Task goal:
Give every entry again, unchanged, and leave its images out.

Record excerpts:
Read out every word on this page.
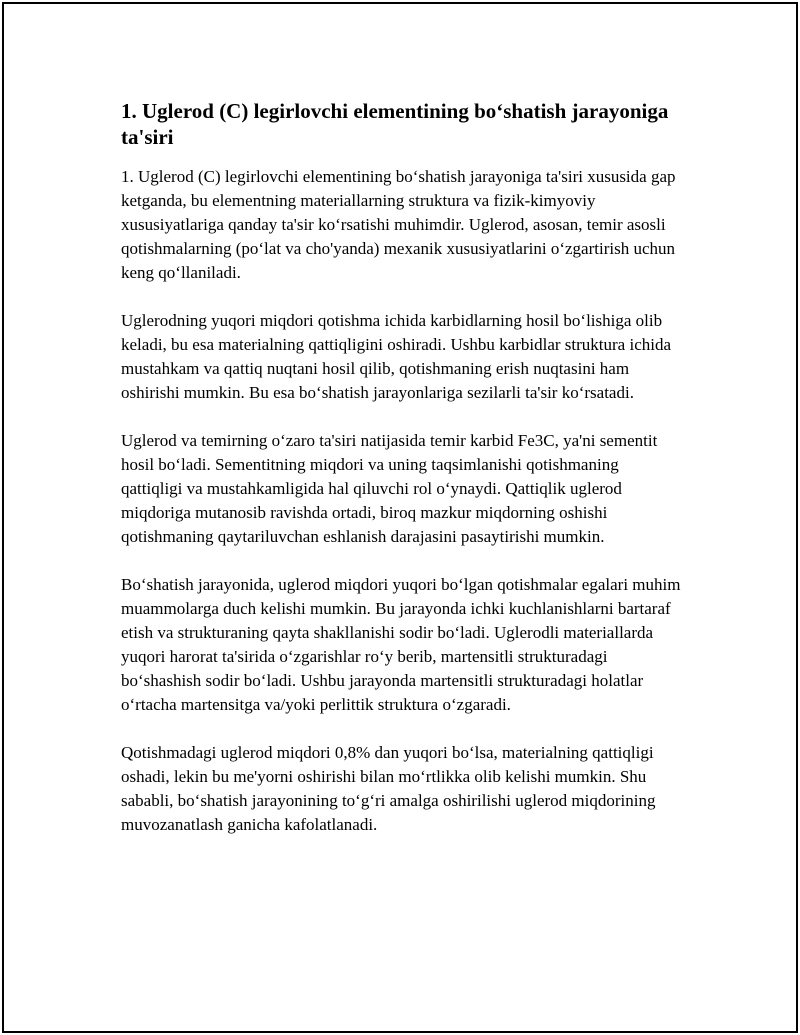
1. Uglerod (C) legirlovchi elementining bo‘shatish jarayoniga ta'siri

1. Uglerod (C) legirlovchi elementining bo‘shatish jarayoniga ta'siri xususida gap ketganda, bu elementning materiallarning struktura va fizik-kimyoviy xususiyatlariga qanday ta'sir ko‘rsatishi muhimdir. Uglerod, asosan, temir asosli qotishmalarning (po‘lat va cho'yanda) mexanik xususiyatlarini o‘zgartirish uchun keng qo‘llaniladi.

Uglerodning yuqori miqdori qotishma ichida karbidlarning hosil bo‘lishiga olib keladi, bu esa materialning qattiqligini oshiradi. Ushbu karbidlar struktura ichida mustahkam va qattiq nuqtani hosil qilib, qotishmaning erish nuqtasini ham oshirishi mumkin. Bu esa bo‘shatish jarayonlariga sezilarli ta'sir ko‘rsatadi.

Uglerod va temirning o‘zaro ta'siri natijasida temir karbid Fe3C, ya'ni sementit hosil bo‘ladi. Sementitning miqdori va uning taqsimlanishi qotishmaning qattiqligi va mustahkamligida hal qiluvchi rol o‘ynaydi. Qattiqlik uglerod miqdoriga mutanosib ravishda ortadi, biroq mazkur miqdorning oshishi qotishmaning qaytariluvchan eshlanish darajasini pasaytirishi mumkin.

Bo‘shatish jarayonida, uglerod miqdori yuqori bo‘lgan qotishmalar egalari muhim muammolarga duch kelishi mumkin. Bu jarayonda ichki kuchlanishlarni bartaraf etish va strukturaning qayta shakllanishi sodir bo‘ladi. Uglerodli materiallarda yuqori harorat ta'sirida o‘zgarishlar ro‘y berib, martensitli strukturadagi bo‘shashish sodir bo‘ladi. Ushbu jarayonda martensitli strukturadagi holatlar o‘rtacha martensitga va/yoki perlittik struktura o‘zgaradi.

Qotishmadagi uglerod miqdori 0,8% dan yuqori bo‘lsa, materialning qattiqligi oshadi, lekin bu me'yorni oshirishi bilan mo‘rtlikka olib kelishi mumkin. Shu sababli, bo‘shatish jarayonining to‘g‘ri amalga oshirilishi uglerod miqdorining muvozanatlash ganicha kafolatlanadi.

Answer to the problem:
Read out every word on this page.
1. Uglerod (C) legirlovchi elementining bo‘shatish jarayoniga ta'siri

1. Uglerod (C) legirlovchi elementining bo‘shatish jarayoniga ta'siri xususida gap ketganda, bu elementning materiallarning struktura va fizik-kimyoviy xususiyatlariga qanday ta'sir ko‘rsatishi muhimdir. Uglerod, asosan, temir asosli qotishmalarning (po‘lat va cho'yanda) mexanik xususiyatlarini o‘zgartirish uchun keng qo‘llaniladi.

Uglerodning yuqori miqdori qotishma ichida karbidlarning hosil bo‘lishiga olib keladi, bu esa materialning qattiqligini oshiradi. Ushbu karbidlar struktura ichida mustahkam va qattiq nuqtani hosil qilib, qotishmaning erish nuqtasini ham oshirishi mumkin. Bu esa bo‘shatish jarayonlariga sezilarli ta'sir ko‘rsatadi.

Uglerod va temirning o‘zaro ta'siri natijasida temir karbid Fe3C, ya'ni sementit hosil bo‘ladi. Sementitning miqdori va uning taqsimlanishi qotishmaning qattiqligi va mustahkamligida hal qiluvchi rol o‘ynaydi. Qattiqlik uglerod miqdoriga mutanosib ravishda ortadi, biroq mazkur miqdorning oshishi qotishmaning qaytariluvchan eshlanish darajasini pasaytirishi mumkin.

Bo‘shatish jarayonida, uglerod miqdori yuqori bo‘lgan qotishmalar egalari muhim muammolarga duch kelishi mumkin. Bu jarayonda ichki kuchlanishlarni bartaraf etish va strukturaning qayta shakllanishi sodir bo‘ladi. Uglerodli materiallarda yuqori harorat ta'sirida o‘zgarishlar ro‘y berib, martensitli strukturadagi bo‘shashish sodir bo‘ladi. Ushbu jarayonda martensitli strukturadagi holatlar o‘rtacha martensitga va/yoki perlittik struktura o‘zgaradi.

Qotishmadagi uglerod miqdori 0,8% dan yuqori bo‘lsa, materialning qattiqligi oshadi, lekin bu me'yorni oshirishi bilan mo‘rtlikka olib kelishi mumkin. Shu sababli, bo‘shatish jarayonining to‘g‘ri amalga oshirilishi uglerod miqdorining muvozanatlash ganicha kafolatlanadi.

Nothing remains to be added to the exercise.